RECORDS PROVIDED:
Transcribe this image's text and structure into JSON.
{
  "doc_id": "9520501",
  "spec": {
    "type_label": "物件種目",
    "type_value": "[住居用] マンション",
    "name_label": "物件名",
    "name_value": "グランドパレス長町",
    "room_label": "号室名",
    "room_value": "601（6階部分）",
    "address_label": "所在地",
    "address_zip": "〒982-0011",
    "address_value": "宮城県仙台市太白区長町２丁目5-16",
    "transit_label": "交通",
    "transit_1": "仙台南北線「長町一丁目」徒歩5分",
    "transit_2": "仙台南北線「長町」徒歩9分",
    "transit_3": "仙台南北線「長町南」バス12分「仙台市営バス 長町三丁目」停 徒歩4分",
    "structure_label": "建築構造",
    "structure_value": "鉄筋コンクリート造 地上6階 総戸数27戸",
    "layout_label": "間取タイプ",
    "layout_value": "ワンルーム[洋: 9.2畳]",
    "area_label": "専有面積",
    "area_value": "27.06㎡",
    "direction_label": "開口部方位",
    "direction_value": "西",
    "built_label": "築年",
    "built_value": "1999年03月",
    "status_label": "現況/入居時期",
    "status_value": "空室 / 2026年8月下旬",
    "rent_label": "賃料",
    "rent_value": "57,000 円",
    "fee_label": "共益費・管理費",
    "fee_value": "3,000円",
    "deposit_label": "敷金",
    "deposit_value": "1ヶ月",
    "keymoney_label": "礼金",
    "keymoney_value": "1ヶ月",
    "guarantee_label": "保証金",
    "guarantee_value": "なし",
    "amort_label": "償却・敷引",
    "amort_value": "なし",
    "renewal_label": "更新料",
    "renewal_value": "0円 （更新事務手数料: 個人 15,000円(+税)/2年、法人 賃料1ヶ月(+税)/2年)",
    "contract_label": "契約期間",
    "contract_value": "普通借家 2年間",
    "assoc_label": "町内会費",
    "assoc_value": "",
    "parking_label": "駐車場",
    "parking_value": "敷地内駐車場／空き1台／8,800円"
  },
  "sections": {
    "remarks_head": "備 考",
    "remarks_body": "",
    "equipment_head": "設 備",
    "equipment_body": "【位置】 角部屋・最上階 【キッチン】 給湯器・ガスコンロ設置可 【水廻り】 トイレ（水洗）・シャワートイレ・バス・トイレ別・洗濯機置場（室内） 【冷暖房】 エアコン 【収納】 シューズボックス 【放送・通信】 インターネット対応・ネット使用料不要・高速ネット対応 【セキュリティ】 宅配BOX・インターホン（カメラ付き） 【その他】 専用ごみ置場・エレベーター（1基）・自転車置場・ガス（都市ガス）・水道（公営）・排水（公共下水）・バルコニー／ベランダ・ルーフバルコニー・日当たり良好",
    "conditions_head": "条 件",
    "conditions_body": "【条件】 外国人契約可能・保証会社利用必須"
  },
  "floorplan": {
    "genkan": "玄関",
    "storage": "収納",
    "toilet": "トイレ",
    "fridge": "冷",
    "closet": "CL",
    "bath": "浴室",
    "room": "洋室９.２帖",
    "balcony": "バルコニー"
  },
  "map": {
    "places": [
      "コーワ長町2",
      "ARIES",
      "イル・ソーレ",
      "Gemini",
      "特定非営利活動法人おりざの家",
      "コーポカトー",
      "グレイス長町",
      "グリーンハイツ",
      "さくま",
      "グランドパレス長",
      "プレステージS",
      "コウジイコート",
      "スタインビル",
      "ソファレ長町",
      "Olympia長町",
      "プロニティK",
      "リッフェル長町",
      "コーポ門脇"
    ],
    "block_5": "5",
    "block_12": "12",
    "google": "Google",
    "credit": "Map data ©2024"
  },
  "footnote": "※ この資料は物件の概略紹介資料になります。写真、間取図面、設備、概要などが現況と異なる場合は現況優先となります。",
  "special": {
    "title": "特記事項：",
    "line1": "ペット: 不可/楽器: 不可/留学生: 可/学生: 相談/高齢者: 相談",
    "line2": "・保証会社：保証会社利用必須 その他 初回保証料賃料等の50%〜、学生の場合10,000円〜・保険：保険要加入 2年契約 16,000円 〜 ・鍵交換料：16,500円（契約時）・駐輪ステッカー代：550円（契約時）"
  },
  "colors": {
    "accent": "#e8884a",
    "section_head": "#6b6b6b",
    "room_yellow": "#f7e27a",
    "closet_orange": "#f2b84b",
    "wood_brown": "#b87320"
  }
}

EXERCISE: Each record should come back exactly as written.

ANSWER BELOW:
Transcribe this image's text and structure into JSON.
{
  "doc_id": "9520501",
  "spec": {
    "type_label": "物件種目",
    "type_value": "[住居用] マンション",
    "name_label": "物件名",
    "name_value": "グランドパレス長町",
    "room_label": "号室名",
    "room_value": "601（6階部分）",
    "address_label": "所在地",
    "address_zip": "〒982-0011",
    "address_value": "宮城県仙台市太白区長町２丁目5-16",
    "transit_label": "交通",
    "transit_1": "仙台南北線「長町一丁目」徒歩5分",
    "transit_2": "仙台南北線「長町」徒歩9分",
    "transit_3": "仙台南北線「長町南」バス12分「仙台市営バス 長町三丁目」停 徒歩4分",
    "structure_label": "建築構造",
    "structure_value": "鉄筋コンクリート造 地上6階 総戸数27戸",
    "layout_label": "間取タイプ",
    "layout_value": "ワンルーム[洋: 9.2畳]",
    "area_label": "専有面積",
    "area_value": "27.06㎡",
    "direction_label": "開口部方位",
    "direction_value": "西",
    "built_label": "築年",
    "built_value": "1999年03月",
    "status_label": "現況/入居時期",
    "status_value": "空室 / 2026年8月下旬",
    "rent_label": "賃料",
    "rent_value": "57,000 円",
    "fee_label": "共益費・管理費",
    "fee_value": "3,000円",
    "deposit_label": "敷金",
    "deposit_value": "1ヶ月",
    "keymoney_label": "礼金",
    "keymoney_value": "1ヶ月",
    "guarantee_label": "保証金",
    "guarantee_value": "なし",
    "amort_label": "償却・敷引",
    "amort_value": "なし",
    "renewal_label": "更新料",
    "renewal_value": "0円 （更新事務手数料: 個人 15,000円(+税)/2年、法人 賃料1ヶ月(+税)/2年)",
    "contract_label": "契約期間",
    "contract_value": "普通借家 2年間",
    "assoc_label": "町内会費",
    "assoc_value": "",
    "parking_label": "駐車場",
    "parking_value": "敷地内駐車場／空き1台／8,800円"
  },
  "sections": {
    "remarks_head": "備 考",
    "remarks_body": "",
    "equipment_head": "設 備",
    "equipment_body": "【位置】 角部屋・最上階 【キッチン】 給湯器・ガスコンロ設置可 【水廻り】 トイレ（水洗）・シャワートイレ・バス・トイレ別・洗濯機置場（室内） 【冷暖房】 エアコン 【収納】 シューズボックス 【放送・通信】 インターネット対応・ネット使用料不要・高速ネット対応 【セキュリティ】 宅配BOX・インターホン（カメラ付き） 【その他】 専用ごみ置場・エレベーター（1基）・自転車置場・ガス（都市ガス）・水道（公営）・排水（公共下水）・バルコニー／ベランダ・ルーフバルコニー・日当たり良好",
    "conditions_head": "条 件",
    "conditions_body": "【条件】 外国人契約可能・保証会社利用必須"
  },
  "floorplan": {
    "genkan": "玄関",
    "storage": "収納",
    "toilet": "トイレ",
    "fridge": "冷",
    "closet": "CL",
    "bath": "浴室",
    "room": "洋室９.２帖",
    "balcony": "バルコニー"
  },
  "map": {
    "places": [
      "コーワ長町2",
      "ARIES",
      "イル・ソーレ",
      "Gemini",
      "特定非営利活動法人おりざの家",
      "コーポカトー",
      "グレイス長町",
      "グリーンハイツ",
      "さくま",
      "グランドパレス長",
      "プレステージS",
      "コウジイコート",
      "スタインビル",
      "ソファレ長町",
      "Olympia長町",
      "プロニティK",
      "リッフェル長町",
      "コーポ門脇"
    ],
    "block_5": "5",
    "block_12": "12",
    "google": "Google",
    "credit": "Map data ©2024"
  },
  "footnote": "※ この資料は物件の概略紹介資料になります。写真、間取図面、設備、概要などが現況と異なる場合は現況優先となります。",
  "special": {
    "title": "特記事項：",
    "line1": "ペット: 不可/楽器: 不可/留学生: 可/学生: 相談/高齢者: 相談",
    "line2": "・保証会社：保証会社利用必須 その他 初回保証料賃料等の50%〜、学生の場合10,000円〜・保険：保険要加入 2年契約 16,000円 〜 ・鍵交換料：16,500円（契約時）・駐輪ステッカー代：550円（契約時）"
  },
  "colors": {
    "accent": "#e8884a",
    "section_head": "#6b6b6b",
    "room_yellow": "#f7e27a",
    "closet_orange": "#f2b84b",
    "wood_brown": "#b87320"
  }
}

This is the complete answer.